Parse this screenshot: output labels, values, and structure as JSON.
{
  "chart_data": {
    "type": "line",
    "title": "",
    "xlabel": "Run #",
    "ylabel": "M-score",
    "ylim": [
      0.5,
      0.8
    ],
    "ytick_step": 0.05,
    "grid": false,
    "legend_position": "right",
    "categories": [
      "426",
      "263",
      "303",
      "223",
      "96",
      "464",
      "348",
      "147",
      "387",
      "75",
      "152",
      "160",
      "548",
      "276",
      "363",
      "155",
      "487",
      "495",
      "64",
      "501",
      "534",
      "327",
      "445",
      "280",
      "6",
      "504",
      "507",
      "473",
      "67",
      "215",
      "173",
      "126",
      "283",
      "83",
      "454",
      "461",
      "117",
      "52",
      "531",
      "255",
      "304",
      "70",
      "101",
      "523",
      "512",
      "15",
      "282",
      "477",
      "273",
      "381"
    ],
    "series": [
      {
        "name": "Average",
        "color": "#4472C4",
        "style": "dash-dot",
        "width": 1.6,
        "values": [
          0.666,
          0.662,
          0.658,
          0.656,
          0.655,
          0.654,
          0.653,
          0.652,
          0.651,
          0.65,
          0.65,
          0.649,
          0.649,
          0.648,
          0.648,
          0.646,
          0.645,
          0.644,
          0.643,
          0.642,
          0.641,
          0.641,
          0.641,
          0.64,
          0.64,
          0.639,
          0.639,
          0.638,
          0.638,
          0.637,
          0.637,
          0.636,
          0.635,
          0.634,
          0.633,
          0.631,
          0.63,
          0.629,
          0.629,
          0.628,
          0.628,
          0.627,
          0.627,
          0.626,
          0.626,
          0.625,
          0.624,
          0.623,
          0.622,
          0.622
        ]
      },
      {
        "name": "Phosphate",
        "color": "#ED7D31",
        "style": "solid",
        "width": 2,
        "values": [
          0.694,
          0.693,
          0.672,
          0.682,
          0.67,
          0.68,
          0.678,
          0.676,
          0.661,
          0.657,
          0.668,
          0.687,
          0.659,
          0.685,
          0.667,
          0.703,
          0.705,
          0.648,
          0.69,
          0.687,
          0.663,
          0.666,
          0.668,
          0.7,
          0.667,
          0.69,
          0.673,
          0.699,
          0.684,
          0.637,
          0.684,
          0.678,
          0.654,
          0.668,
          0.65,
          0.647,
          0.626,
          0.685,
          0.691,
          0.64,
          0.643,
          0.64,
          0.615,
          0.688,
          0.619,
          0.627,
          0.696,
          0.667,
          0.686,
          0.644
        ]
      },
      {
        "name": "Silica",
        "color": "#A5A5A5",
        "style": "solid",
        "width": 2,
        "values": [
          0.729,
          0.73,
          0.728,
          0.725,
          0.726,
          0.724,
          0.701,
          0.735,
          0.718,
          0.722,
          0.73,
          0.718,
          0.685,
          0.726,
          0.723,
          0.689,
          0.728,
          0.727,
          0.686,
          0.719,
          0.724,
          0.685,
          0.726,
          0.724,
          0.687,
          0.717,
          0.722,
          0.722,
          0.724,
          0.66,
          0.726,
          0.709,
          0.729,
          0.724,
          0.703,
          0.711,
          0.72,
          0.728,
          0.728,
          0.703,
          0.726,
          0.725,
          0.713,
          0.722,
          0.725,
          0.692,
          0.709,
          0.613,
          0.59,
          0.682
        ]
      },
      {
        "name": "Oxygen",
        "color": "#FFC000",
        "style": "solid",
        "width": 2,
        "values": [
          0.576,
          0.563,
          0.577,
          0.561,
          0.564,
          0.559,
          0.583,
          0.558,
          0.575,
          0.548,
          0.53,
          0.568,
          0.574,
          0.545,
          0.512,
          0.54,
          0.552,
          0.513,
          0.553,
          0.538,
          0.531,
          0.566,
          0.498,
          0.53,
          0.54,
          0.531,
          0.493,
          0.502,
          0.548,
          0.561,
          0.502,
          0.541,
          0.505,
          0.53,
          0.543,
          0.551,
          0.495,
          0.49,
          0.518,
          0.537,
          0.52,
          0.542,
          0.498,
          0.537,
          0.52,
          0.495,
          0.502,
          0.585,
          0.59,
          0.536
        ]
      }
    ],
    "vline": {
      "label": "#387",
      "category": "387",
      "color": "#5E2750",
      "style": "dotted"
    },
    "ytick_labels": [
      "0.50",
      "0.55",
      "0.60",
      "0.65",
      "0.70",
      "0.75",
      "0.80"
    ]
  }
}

= = = = =

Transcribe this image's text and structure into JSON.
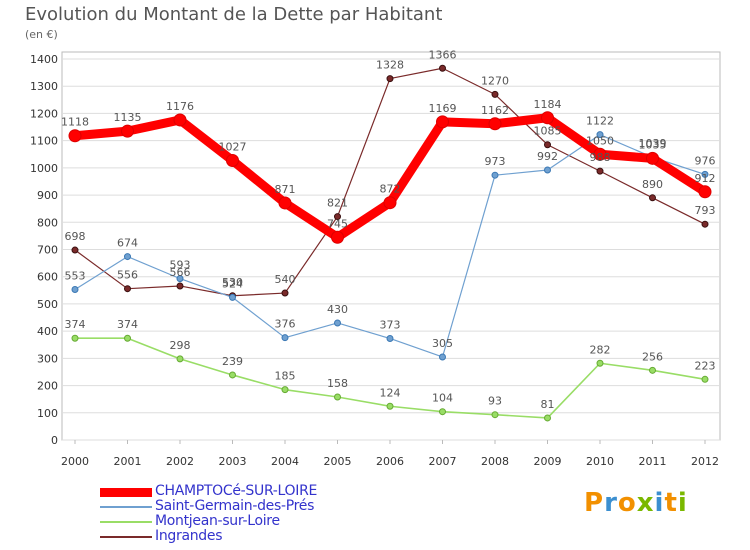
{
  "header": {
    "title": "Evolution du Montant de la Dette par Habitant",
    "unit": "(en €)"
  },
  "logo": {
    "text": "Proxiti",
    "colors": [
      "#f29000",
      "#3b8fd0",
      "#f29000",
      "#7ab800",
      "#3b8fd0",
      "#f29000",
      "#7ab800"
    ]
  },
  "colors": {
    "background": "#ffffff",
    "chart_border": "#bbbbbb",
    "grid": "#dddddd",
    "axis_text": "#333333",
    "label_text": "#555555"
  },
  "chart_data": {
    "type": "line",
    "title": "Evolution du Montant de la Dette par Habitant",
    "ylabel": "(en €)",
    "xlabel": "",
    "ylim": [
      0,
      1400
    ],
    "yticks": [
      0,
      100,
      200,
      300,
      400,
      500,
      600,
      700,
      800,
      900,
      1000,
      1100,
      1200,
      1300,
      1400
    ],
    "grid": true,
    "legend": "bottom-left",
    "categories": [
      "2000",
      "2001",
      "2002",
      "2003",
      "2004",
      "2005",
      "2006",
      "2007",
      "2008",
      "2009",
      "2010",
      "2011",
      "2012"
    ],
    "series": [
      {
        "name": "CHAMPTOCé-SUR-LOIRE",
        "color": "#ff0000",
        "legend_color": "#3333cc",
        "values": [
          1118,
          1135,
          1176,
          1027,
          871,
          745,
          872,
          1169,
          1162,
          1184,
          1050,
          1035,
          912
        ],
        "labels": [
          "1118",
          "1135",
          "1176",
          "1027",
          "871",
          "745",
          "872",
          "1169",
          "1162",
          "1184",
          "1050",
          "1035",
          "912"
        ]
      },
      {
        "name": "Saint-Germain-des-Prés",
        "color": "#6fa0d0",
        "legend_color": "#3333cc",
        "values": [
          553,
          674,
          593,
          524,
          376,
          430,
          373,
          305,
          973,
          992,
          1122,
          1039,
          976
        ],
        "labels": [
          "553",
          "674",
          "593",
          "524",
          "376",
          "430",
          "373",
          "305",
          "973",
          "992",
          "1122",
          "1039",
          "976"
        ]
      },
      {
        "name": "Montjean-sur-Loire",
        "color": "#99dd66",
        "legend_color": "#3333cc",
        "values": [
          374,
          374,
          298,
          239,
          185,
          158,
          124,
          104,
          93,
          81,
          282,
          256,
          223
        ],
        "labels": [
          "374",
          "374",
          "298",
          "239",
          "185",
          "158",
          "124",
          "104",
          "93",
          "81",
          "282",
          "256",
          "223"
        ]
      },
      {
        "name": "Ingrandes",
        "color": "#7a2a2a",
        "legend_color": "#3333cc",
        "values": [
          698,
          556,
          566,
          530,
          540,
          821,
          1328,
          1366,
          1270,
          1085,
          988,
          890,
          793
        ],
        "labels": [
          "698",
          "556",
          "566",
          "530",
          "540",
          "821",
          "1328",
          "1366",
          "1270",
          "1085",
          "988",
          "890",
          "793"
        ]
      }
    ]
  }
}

= = = = =

§ THE REQUEST
Read through the data and copy every line where "JSON" shows up.

§ EXERCISE RESULT
Parse this screenshot: output labels, values, and structure as JSON.
Transcribe this image's text and structure into JSON.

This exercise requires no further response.